◆ **PROBLEMS AND TASKS**:
[1] Answer these questions about the Puzzling ORDER BY thread.
(a) What date and time does the first post carry?
(b) What two values does the EXEC statement pass to dbo.getCustomerData?
(c) Who wrote the reply that follows the first post?
[2] Extend the Puzzling ORDER BY thread from the point where it stops.

(TEXT SHOWN begins)

Discussion:
Puzzling ORDER BY
(too old to reply)
Gene Wirchenko
2012-06-21 16:37:54 UTC
Permalink
Dear SQLers:

http://www.mssqltips.com/sqlservertip/1455/using-the-case-expression-instead-of-dynamic-sql-in-sql-server/
has an example with some puzzling code. Example 3's code is:

***** Start of Code *****
CREATE PROCEDURE dbo.getCustomerData @sortby VARCHAR(9),
@sortdirection CHAR(4)
AS
SET nocount ON

SELECT customerid, firstname, lastname, statecode, statedescription,
totalsales
FROM dbo.Customer
ORDER BY
CASE @sortdirection
WHEN 'asc' THEN
CASE @sortby
WHEN 'firstname' THEN firstname
WHEN 'lastname' THEN lastname
END
END
ASC,
CASE @sortdirection
WHEN 'desc' THEN
CASE @sortby
WHEN 'firstname' THEN firstname
WHEN 'lastname' THEN lastname
END
END
DESC
GO

EXEC dbo.getCustomerData 'lastname', 'desc'
***** End of Code *****

This looks like it specifies an order of two columns one
ascending and one descending but with one of them null. How does this
work? The syntax is weird (to me).

Sincerely,

Gene Wirchenko
Jeroen Mostert
2012-06-21 19:08:33 UTC
Permalink
Post by Gene Wirchenko
http://www.mssqltips.com/sqlservertip/1455/using-the-case-expression-instead-of-dynamic-sql-in-sql-server/
***** Start of Code *****
@sortdirection CHAR(4)
AS
SET nocount ON
SELECT customerid, firstname, lastname, statecode, statedescription,
totalsales
FROM dbo.Customer
ORDER BY
WHEN 'asc' THEN
WHEN 'firstname' THEN firstname
WHEN 'lastname' THEN lastname
END
END
ASC,
WHEN 'desc' THEN
WHEN 'firstname' THEN firstname
WHEN 'lastname' THEN lastname
END
END
DESC
GO
EXEC dbo.getCustomerData 'lastname', 'desc'
***** End of Code *****
This looks like it specifies an order of two columns one
ascending and one descending but with one of them null.

(TEXT SHOWN ends)
(DATASET RECORDS begins)

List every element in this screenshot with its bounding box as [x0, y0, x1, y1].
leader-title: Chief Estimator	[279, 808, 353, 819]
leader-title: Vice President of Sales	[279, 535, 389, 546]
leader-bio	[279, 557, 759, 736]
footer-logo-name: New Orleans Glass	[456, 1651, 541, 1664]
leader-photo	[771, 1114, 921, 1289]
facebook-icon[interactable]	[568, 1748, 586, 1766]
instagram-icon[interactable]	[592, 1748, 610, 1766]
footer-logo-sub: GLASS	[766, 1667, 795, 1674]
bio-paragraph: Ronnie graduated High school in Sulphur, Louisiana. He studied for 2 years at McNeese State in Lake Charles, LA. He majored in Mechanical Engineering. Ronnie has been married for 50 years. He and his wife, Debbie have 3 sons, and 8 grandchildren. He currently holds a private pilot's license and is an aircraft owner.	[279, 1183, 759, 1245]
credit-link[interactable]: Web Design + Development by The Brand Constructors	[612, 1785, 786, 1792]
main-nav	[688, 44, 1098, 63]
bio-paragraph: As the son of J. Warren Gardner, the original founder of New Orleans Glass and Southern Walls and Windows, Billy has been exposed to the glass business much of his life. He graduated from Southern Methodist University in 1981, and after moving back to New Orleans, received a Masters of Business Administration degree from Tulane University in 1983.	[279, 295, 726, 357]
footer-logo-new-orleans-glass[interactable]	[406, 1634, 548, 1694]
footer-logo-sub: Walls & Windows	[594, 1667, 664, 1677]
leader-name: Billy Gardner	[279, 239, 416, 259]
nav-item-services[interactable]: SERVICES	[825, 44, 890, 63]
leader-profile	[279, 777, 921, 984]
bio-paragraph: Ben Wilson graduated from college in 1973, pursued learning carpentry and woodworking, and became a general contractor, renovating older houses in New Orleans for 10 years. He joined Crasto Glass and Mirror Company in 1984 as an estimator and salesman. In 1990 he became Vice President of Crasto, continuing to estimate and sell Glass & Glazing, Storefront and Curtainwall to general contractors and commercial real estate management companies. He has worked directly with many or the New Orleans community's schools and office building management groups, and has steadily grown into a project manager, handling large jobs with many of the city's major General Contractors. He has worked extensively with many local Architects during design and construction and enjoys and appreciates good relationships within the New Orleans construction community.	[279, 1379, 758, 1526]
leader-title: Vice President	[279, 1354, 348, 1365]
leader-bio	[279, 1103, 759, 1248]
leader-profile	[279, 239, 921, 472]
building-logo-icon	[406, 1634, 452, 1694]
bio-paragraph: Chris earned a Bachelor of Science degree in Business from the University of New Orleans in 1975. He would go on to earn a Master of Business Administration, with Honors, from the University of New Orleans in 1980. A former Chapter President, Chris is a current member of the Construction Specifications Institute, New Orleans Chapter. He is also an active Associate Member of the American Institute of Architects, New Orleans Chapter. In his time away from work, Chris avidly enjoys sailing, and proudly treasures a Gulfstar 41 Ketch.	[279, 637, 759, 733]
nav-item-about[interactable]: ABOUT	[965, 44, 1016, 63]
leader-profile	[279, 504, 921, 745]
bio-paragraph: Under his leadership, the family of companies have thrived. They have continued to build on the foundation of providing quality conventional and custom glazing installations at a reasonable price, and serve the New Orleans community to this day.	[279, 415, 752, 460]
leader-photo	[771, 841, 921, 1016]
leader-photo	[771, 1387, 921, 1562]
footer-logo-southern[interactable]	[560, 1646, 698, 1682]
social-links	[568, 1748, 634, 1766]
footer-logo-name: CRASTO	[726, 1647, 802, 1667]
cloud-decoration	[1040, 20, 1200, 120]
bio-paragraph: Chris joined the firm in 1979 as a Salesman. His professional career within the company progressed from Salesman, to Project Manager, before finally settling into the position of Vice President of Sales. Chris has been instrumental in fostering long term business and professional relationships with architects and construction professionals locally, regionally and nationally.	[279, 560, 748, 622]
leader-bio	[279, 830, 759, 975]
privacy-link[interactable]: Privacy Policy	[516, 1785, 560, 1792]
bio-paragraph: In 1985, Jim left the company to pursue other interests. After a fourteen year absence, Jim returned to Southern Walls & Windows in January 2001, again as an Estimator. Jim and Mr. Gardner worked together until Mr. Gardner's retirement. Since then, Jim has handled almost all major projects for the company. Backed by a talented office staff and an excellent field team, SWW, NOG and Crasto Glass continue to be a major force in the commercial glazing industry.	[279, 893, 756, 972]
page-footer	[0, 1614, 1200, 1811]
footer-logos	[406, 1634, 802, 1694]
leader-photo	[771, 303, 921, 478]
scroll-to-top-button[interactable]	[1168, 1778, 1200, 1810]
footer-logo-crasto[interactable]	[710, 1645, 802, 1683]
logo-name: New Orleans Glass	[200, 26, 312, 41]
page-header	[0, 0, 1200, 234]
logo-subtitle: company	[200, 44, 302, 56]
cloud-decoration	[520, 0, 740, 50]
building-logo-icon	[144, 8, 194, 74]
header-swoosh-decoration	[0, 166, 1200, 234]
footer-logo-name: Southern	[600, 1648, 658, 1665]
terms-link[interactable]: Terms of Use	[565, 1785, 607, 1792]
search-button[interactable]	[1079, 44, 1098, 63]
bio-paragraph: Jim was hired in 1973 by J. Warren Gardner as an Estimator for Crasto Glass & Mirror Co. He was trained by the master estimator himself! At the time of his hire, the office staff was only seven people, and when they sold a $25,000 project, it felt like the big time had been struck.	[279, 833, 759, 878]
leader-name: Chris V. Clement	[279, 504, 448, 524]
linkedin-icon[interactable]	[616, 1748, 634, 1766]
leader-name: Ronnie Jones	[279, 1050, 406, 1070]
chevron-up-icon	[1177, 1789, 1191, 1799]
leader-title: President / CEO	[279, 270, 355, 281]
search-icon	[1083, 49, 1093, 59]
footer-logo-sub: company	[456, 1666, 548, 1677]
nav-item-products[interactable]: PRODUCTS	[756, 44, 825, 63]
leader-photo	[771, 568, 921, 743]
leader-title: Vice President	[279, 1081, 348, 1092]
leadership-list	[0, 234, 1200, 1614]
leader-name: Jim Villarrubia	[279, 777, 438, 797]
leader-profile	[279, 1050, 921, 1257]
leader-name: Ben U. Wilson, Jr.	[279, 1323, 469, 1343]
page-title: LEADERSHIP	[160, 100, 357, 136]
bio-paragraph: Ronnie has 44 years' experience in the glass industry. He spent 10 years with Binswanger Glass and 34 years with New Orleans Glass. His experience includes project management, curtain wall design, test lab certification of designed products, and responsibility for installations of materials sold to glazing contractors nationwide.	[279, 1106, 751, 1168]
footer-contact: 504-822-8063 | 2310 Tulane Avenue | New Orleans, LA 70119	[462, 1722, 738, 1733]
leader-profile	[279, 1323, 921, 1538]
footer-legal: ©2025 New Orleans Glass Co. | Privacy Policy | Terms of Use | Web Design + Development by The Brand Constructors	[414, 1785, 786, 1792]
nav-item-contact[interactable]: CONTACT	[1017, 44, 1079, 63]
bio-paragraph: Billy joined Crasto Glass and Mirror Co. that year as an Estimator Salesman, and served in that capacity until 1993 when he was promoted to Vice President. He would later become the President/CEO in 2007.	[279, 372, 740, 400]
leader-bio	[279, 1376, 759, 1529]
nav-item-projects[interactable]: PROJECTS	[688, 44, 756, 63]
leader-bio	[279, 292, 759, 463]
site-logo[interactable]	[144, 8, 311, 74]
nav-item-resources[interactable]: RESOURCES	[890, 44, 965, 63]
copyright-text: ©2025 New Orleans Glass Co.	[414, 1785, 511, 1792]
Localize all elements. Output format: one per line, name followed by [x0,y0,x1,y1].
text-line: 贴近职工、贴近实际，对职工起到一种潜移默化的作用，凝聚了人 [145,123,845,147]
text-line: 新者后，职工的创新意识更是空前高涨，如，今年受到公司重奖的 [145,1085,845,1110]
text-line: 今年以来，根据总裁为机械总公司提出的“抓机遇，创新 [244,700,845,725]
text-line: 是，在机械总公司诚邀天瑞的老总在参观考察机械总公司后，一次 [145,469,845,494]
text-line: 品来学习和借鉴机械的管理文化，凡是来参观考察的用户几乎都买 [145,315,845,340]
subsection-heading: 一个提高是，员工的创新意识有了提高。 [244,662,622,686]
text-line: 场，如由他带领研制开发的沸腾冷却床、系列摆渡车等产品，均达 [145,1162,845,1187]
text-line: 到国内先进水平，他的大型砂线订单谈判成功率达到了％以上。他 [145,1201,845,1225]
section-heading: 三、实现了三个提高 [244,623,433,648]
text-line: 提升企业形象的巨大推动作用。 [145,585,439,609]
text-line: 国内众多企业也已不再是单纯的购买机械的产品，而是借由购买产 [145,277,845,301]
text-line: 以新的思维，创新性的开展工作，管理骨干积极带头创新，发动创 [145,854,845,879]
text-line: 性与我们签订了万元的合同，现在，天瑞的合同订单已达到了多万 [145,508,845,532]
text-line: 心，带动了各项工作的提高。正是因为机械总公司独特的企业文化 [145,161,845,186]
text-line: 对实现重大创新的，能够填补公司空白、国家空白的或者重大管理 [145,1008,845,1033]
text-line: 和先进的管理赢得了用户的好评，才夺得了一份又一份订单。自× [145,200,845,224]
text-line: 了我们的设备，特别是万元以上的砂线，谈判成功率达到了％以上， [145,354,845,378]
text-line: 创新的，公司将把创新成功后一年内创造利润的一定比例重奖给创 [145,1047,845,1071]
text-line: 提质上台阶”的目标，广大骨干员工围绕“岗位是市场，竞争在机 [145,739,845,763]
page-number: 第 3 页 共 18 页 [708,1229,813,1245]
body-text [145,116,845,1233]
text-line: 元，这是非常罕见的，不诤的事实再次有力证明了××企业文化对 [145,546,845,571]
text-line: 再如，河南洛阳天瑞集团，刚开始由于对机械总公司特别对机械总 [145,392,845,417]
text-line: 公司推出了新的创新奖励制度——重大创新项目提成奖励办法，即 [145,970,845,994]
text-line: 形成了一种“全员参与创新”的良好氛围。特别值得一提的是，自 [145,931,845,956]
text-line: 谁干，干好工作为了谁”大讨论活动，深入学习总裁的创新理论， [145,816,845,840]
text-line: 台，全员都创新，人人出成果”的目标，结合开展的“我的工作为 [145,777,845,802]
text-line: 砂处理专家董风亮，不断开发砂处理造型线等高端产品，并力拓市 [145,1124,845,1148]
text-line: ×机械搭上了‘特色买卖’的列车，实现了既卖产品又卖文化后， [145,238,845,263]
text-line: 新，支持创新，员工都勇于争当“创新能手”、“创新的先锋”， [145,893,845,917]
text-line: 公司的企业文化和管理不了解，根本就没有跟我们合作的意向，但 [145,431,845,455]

(DATASET RECORDS ends)

◆ **RESPONSES TO THE EXERCISE**:
[1]
(a) 2012-06-21 16:37:54 UTC
(b) 'lastname' and 'desc'
(c) Jeroen Mostert

[2]
Yes. ORDER BY NULL effectively doesn't sort, because the same sort key is
applied to all rows. So for @sortby = 'lastname', @sortdirection = 'desc',
the ORDER BY becomes

ORDER BY NULL ASC, lastname DESC

With the first part having no effect on the end result.
Post by Gene Wirchenko
How does this work?
Not particularly well, since the optimizer doesn't know what order you
actually want until the query is executed. You may or may not get acceptable
performance out of it. I know the author explicitly wrote the article as a
way of illustrating how to get *away* from dynamic SQL, and certainly, if
you can get these queries to work well for you they're easier than cobbling
together ORDER BY clauses as text, but unfortunately dynamic SQL often
remains the best choice here where performance is concerned. The author
demonstrates the query on 4 rows, but neglects to demonstrate it on 4
million rows.
--
J.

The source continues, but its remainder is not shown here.